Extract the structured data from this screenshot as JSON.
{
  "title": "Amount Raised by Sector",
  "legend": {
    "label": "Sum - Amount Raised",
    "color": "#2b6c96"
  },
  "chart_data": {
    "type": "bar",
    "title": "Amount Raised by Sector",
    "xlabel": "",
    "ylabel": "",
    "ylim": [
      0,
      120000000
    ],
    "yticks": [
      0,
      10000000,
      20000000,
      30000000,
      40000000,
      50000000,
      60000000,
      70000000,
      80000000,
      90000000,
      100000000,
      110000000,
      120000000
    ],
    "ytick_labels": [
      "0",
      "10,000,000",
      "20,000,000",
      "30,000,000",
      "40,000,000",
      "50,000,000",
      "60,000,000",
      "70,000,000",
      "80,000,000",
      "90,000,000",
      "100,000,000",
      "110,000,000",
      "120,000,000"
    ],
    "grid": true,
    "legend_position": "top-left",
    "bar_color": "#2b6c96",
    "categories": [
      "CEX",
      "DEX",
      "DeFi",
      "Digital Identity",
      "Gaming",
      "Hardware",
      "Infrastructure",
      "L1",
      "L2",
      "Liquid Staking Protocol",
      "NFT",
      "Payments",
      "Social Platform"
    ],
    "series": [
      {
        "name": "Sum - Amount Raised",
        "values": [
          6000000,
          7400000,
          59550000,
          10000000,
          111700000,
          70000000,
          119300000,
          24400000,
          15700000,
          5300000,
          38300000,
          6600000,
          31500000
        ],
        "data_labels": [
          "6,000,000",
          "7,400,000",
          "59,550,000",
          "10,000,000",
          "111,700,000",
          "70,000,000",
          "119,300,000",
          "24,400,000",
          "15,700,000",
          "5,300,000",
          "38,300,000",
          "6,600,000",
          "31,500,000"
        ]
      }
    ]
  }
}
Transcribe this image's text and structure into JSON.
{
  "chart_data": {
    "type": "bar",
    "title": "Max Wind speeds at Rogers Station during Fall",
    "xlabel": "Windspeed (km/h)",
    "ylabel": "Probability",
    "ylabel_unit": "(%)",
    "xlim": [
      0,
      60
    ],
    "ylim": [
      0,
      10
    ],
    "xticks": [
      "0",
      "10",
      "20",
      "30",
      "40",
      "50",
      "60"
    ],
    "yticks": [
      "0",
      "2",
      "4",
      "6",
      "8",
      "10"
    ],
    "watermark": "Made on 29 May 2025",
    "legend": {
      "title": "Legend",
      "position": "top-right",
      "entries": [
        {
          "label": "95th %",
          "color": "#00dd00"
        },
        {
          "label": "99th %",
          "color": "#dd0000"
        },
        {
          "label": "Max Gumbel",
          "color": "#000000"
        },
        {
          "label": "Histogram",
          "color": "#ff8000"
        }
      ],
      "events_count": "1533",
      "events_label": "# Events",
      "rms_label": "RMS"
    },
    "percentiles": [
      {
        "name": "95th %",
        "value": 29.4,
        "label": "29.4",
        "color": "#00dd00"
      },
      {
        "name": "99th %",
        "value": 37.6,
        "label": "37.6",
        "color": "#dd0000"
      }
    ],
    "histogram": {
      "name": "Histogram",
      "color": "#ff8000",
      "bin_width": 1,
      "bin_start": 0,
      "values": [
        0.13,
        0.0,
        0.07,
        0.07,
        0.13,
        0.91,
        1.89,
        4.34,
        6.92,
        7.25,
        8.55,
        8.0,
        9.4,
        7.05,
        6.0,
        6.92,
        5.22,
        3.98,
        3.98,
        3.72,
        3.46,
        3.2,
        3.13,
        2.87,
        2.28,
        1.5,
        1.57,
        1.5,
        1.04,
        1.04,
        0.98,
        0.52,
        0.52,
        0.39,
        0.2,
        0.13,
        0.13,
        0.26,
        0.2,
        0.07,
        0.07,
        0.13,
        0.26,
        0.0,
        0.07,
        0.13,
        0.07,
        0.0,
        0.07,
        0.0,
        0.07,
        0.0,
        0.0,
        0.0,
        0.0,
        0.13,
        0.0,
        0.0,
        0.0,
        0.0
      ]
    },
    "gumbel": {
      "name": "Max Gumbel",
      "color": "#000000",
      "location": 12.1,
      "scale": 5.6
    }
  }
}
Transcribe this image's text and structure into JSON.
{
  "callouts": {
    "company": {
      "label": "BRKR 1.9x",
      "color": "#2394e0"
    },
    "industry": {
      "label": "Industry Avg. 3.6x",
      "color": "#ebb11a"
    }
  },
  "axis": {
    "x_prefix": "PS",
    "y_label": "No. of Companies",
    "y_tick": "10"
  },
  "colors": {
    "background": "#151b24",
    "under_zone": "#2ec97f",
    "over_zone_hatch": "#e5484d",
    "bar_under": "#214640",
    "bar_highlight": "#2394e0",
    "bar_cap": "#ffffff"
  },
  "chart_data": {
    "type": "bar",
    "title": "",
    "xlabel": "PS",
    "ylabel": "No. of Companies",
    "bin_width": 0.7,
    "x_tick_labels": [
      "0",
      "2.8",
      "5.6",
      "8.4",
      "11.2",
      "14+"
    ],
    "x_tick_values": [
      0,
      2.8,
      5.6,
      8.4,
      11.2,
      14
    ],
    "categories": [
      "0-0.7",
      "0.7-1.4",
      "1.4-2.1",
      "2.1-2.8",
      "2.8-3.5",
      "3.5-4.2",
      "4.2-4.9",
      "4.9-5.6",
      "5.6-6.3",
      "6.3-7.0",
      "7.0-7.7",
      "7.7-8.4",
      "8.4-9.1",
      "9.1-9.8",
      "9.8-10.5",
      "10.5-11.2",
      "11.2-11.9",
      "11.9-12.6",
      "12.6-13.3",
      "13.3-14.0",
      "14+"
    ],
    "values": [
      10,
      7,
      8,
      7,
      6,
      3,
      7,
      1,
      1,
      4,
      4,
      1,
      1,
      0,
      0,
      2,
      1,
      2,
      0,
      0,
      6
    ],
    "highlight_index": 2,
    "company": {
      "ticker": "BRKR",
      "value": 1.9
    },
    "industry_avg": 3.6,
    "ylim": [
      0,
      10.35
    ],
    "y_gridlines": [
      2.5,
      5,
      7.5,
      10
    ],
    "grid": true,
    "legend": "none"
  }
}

----

- **Problem description**: Print the whole listing exactly as it is.

- **Written response**:
Extract the structured data from this screenshot as JSON.
{
  "title": "Amount Raised by Sector",
  "legend": {
    "label": "Sum - Amount Raised",
    "color": "#2b6c96"
  },
  "chart_data": {
    "type": "bar",
    "title": "Amount Raised by Sector",
    "xlabel": "",
    "ylabel": "",
    "ylim": [
      0,
      120000000
    ],
    "yticks": [
      0,
      10000000,
      20000000,
      30000000,
      40000000,
      50000000,
      60000000,
      70000000,
      80000000,
      90000000,
      100000000,
      110000000,
      120000000
    ],
    "ytick_labels": [
      "0",
      "10,000,000",
      "20,000,000",
      "30,000,000",
      "40,000,000",
      "50,000,000",
      "60,000,000",
      "70,000,000",
      "80,000,000",
      "90,000,000",
      "100,000,000",
      "110,000,000",
      "120,000,000"
    ],
    "grid": true,
    "legend_position": "top-left",
    "bar_color": "#2b6c96",
    "categories": [
      "CEX",
      "DEX",
      "DeFi",
      "Digital Identity",
      "Gaming",
      "Hardware",
      "Infrastructure",
      "L1",
      "L2",
      "Liquid Staking Protocol",
      "NFT",
      "Payments",
      "Social Platform"
    ],
    "series": [
      {
        "name": "Sum - Amount Raised",
        "values": [
          6000000,
          7400000,
          59550000,
          10000000,
          111700000,
          70000000,
          119300000,
          24400000,
          15700000,
          5300000,
          38300000,
          6600000,
          31500000
        ],
        "data_labels": [
          "6,000,000",
          "7,400,000",
          "59,550,000",
          "10,000,000",
          "111,700,000",
          "70,000,000",
          "119,300,000",
          "24,400,000",
          "15,700,000",
          "5,300,000",
          "38,300,000",
          "6,600,000",
          "31,500,000"
        ]
      }
    ]
  }
}
Transcribe this image's text and structure into JSON.
{
  "chart_data": {
    "type": "bar",
    "title": "Max Wind speeds at Rogers Station during Fall",
    "xlabel": "Windspeed (km/h)",
    "ylabel": "Probability",
    "ylabel_unit": "(%)",
    "xlim": [
      0,
      60
    ],
    "ylim": [
      0,
      10
    ],
    "xticks": [
      "0",
      "10",
      "20",
      "30",
      "40",
      "50",
      "60"
    ],
    "yticks": [
      "0",
      "2",
      "4",
      "6",
      "8",
      "10"
    ],
    "watermark": "Made on 29 May 2025",
    "legend": {
      "title": "Legend",
      "position": "top-right",
      "entries": [
        {
          "label": "95th %",
          "color": "#00dd00"
        },
        {
          "label": "99th %",
          "color": "#dd0000"
        },
        {
          "label": "Max Gumbel",
          "color": "#000000"
        },
        {
          "label": "Histogram",
          "color": "#ff8000"
        }
      ],
      "events_count": "1533",
      "events_label": "# Events",
      "rms_label": "RMS"
    },
    "percentiles": [
      {
        "name": "95th %",
        "value": 29.4,
        "label": "29.4",
        "color": "#00dd00"
      },
      {
        "name": "99th %",
        "value": 37.6,
        "label": "37.6",
        "color": "#dd0000"
      }
    ],
    "histogram": {
      "name": "Histogram",
      "color": "#ff8000",
      "bin_width": 1,
      "bin_start": 0,
      "values": [
        0.13,
        0.0,
        0.07,
        0.07,
        0.13,
        0.91,
        1.89,
        4.34,
        6.92,
        7.25,
        8.55,
        8.0,
        9.4,
        7.05,
        6.0,
        6.92,
        5.22,
        3.98,
        3.98,
        3.72,
        3.46,
        3.2,
        3.13,
        2.87,
        2.28,
        1.5,
        1.57,
        1.5,
        1.04,
        1.04,
        0.98,
        0.52,
        0.52,
        0.39,
        0.2,
        0.13,
        0.13,
        0.26,
        0.2,
        0.07,
        0.07,
        0.13,
        0.26,
        0.0,
        0.07,
        0.13,
        0.07,
        0.0,
        0.07,
        0.0,
        0.07,
        0.0,
        0.0,
        0.0,
        0.0,
        0.13,
        0.0,
        0.0,
        0.0,
        0.0
      ]
    },
    "gumbel": {
      "name": "Max Gumbel",
      "color": "#000000",
      "location": 12.1,
      "scale": 5.6
    }
  }
}
Transcribe this image's text and structure into JSON.
{
  "callouts": {
    "company": {
      "label": "BRKR 1.9x",
      "color": "#2394e0"
    },
    "industry": {
      "label": "Industry Avg. 3.6x",
      "color": "#ebb11a"
    }
  },
  "axis": {
    "x_prefix": "PS",
    "y_label": "No. of Companies",
    "y_tick": "10"
  },
  "colors": {
    "background": "#151b24",
    "under_zone": "#2ec97f",
    "over_zone_hatch": "#e5484d",
    "bar_under": "#214640",
    "bar_highlight": "#2394e0",
    "bar_cap": "#ffffff"
  },
  "chart_data": {
    "type": "bar",
    "title": "",
    "xlabel": "PS",
    "ylabel": "No. of Companies",
    "bin_width": 0.7,
    "x_tick_labels": [
      "0",
      "2.8",
      "5.6",
      "8.4",
      "11.2",
      "14+"
    ],
    "x_tick_values": [
      0,
      2.8,
      5.6,
      8.4,
      11.2,
      14
    ],
    "categories": [
      "0-0.7",
      "0.7-1.4",
      "1.4-2.1",
      "2.1-2.8",
      "2.8-3.5",
      "3.5-4.2",
      "4.2-4.9",
      "4.9-5.6",
      "5.6-6.3",
      "6.3-7.0",
      "7.0-7.7",
      "7.7-8.4",
      "8.4-9.1",
      "9.1-9.8",
      "9.8-10.5",
      "10.5-11.2",
      "11.2-11.9",
      "11.9-12.6",
      "12.6-13.3",
      "13.3-14.0",
      "14+"
    ],
    "values": [
      10,
      7,
      8,
      7,
      6,
      3,
      7,
      1,
      1,
      4,
      4,
      1,
      1,
      0,
      0,
      2,
      1,
      2,
      0,
      0,
      6
    ],
    "highlight_index": 2,
    "company": {
      "ticker": "BRKR",
      "value": 1.9
    },
    "industry_avg": 3.6,
    "ylim": [
      0,
      10.35
    ],
    "y_gridlines": [
      2.5,
      5,
      7.5,
      10
    ],
    "grid": true,
    "legend": "none"
  }
}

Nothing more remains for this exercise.